• Data rows:
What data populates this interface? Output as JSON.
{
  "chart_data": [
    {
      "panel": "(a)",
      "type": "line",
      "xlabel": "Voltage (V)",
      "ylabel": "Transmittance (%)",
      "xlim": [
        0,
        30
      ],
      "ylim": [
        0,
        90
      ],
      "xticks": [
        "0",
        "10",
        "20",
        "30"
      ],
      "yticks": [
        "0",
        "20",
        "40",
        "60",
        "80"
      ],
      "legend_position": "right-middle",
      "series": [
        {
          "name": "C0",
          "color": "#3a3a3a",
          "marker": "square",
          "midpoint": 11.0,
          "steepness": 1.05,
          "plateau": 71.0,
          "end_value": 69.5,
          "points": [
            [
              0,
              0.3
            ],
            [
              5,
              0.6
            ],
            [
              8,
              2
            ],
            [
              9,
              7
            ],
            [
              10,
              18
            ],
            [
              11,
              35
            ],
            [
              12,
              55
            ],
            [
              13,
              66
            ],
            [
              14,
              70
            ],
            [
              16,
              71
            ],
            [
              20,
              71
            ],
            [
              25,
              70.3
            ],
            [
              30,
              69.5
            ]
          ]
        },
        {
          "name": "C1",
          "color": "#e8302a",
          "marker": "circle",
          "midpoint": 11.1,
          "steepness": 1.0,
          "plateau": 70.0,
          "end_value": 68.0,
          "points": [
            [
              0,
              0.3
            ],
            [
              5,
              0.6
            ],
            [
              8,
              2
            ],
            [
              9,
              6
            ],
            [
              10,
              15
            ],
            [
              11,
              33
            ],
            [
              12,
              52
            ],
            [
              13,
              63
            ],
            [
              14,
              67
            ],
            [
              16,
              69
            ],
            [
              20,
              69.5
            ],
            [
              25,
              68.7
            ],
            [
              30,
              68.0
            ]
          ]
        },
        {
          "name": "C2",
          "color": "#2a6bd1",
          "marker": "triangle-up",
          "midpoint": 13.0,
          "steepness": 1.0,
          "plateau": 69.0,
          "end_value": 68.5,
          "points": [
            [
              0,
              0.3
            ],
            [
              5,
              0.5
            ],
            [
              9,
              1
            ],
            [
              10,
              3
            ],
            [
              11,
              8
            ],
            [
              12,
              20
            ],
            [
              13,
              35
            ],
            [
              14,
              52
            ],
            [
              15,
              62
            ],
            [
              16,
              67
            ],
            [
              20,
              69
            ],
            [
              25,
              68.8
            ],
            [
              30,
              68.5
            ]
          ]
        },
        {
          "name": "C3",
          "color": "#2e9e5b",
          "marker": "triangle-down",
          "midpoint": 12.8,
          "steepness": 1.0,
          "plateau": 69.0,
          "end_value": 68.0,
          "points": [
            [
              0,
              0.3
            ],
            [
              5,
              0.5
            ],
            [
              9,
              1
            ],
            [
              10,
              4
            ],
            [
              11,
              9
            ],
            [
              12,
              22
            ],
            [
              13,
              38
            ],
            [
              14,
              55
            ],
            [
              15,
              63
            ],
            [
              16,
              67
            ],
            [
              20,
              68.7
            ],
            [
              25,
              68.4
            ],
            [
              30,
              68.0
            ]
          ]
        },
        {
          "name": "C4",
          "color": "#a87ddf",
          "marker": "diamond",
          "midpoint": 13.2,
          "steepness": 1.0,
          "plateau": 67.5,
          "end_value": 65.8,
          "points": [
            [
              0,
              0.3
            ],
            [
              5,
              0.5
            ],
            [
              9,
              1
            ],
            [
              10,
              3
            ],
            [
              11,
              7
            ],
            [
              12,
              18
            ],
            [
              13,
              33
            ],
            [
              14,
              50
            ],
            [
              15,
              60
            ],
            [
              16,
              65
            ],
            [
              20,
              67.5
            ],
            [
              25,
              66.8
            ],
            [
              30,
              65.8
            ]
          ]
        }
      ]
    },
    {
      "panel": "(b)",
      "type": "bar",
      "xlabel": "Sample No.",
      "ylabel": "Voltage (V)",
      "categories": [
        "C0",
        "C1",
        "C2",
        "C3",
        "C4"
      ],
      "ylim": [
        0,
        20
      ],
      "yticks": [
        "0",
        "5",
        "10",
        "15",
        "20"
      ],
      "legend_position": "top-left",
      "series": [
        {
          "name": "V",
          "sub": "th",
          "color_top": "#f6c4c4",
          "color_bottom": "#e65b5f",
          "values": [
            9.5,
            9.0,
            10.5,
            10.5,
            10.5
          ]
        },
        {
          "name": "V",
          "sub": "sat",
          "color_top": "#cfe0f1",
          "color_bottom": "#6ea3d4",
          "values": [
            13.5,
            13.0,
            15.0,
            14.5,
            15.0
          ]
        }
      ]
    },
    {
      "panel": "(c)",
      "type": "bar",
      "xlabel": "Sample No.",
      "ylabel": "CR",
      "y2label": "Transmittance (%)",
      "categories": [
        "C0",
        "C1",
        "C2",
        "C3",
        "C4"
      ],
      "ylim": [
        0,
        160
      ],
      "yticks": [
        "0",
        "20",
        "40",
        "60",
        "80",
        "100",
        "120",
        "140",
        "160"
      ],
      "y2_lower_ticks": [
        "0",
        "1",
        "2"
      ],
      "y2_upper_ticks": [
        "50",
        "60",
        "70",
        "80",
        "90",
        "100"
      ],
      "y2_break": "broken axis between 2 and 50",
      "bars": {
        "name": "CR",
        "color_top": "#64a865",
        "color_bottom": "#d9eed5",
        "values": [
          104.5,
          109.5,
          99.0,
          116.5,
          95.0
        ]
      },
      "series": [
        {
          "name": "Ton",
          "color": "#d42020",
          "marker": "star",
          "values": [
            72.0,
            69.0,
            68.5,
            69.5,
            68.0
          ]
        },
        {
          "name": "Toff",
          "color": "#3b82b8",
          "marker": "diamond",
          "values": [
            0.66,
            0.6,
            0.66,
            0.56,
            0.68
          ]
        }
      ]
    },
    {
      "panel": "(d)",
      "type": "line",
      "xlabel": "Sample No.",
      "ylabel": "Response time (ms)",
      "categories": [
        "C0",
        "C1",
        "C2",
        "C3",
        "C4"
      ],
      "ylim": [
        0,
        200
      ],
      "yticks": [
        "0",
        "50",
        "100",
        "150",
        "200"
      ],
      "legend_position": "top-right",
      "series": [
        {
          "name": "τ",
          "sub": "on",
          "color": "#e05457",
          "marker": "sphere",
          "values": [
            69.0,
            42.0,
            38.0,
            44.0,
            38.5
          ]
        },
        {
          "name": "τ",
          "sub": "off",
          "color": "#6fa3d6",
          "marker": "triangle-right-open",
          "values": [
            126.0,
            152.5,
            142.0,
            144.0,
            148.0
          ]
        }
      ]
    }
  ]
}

• Objective: Find the string "plateau" in the listing and return every line that holds it.

• Solution:
          "plateau": 71.0,
          "plateau": 70.0,
          "plateau": 69.0,
          "plateau": 69.0,
          "plateau": 67.5,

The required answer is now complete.